## [DIRECTION]
Locate every line in the records below that contains the word "Because", and copy each one.

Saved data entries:
##########
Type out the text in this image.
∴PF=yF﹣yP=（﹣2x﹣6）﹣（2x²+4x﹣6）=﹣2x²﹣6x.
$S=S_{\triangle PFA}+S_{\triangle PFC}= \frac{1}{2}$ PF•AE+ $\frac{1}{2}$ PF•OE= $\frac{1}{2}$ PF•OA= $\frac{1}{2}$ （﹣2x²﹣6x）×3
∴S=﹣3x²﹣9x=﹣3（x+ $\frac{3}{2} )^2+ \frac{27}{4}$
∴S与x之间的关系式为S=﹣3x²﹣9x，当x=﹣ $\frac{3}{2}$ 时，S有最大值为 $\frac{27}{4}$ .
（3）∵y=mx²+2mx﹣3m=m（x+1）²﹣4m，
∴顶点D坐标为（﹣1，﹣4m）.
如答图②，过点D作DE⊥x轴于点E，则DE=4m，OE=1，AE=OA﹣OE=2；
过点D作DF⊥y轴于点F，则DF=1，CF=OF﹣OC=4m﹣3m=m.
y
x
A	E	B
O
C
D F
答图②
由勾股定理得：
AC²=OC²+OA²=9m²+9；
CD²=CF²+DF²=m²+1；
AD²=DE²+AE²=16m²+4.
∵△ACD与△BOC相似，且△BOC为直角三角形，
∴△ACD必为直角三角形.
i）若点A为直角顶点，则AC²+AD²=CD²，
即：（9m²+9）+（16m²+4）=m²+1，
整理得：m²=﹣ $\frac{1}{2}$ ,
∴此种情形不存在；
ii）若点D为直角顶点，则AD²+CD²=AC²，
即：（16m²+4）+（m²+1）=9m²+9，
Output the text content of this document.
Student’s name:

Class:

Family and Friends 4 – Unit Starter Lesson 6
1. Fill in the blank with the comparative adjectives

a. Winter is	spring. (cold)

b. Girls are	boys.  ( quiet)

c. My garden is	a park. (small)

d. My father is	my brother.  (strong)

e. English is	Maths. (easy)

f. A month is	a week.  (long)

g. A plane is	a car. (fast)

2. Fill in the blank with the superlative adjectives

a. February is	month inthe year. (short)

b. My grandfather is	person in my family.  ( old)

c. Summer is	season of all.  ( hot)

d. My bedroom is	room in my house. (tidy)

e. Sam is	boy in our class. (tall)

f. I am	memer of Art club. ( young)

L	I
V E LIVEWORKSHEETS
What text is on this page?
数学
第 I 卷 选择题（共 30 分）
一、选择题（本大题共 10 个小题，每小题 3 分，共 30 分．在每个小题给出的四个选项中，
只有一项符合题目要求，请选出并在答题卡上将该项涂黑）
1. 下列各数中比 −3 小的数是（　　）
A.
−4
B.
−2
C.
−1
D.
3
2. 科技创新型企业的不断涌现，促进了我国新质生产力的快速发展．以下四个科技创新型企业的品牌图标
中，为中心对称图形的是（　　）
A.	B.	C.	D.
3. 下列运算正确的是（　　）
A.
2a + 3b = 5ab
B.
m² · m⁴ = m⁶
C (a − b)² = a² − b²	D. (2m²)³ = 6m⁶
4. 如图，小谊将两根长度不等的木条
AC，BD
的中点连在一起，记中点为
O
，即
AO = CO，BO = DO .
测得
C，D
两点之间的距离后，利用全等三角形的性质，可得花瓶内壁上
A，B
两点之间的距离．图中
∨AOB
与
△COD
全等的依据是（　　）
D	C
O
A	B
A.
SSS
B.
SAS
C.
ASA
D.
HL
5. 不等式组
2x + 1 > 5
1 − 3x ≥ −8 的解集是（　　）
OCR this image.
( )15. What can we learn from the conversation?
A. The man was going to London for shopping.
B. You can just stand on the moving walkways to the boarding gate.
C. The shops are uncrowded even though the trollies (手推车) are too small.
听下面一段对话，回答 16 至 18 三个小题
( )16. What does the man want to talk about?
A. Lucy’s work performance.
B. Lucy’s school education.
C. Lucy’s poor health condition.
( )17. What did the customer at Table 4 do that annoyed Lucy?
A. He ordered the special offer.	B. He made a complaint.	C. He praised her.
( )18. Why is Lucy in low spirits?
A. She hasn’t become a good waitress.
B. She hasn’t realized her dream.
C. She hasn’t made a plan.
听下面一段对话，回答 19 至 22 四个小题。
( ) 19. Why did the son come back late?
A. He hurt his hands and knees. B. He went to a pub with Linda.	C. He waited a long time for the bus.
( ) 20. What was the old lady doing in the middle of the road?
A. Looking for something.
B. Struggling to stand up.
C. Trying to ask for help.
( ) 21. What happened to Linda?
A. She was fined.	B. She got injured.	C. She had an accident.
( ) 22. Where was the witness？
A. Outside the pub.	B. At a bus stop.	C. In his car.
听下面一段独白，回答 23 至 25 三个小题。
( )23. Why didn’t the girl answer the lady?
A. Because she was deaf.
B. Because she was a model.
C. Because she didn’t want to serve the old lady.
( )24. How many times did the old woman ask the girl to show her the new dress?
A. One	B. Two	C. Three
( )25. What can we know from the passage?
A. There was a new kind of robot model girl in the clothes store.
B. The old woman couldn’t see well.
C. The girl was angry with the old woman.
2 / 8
##########
## [RESULT]
A. Because she was deaf.
B. Because she was a model.
C. Because she didn’t want to serve the old lady.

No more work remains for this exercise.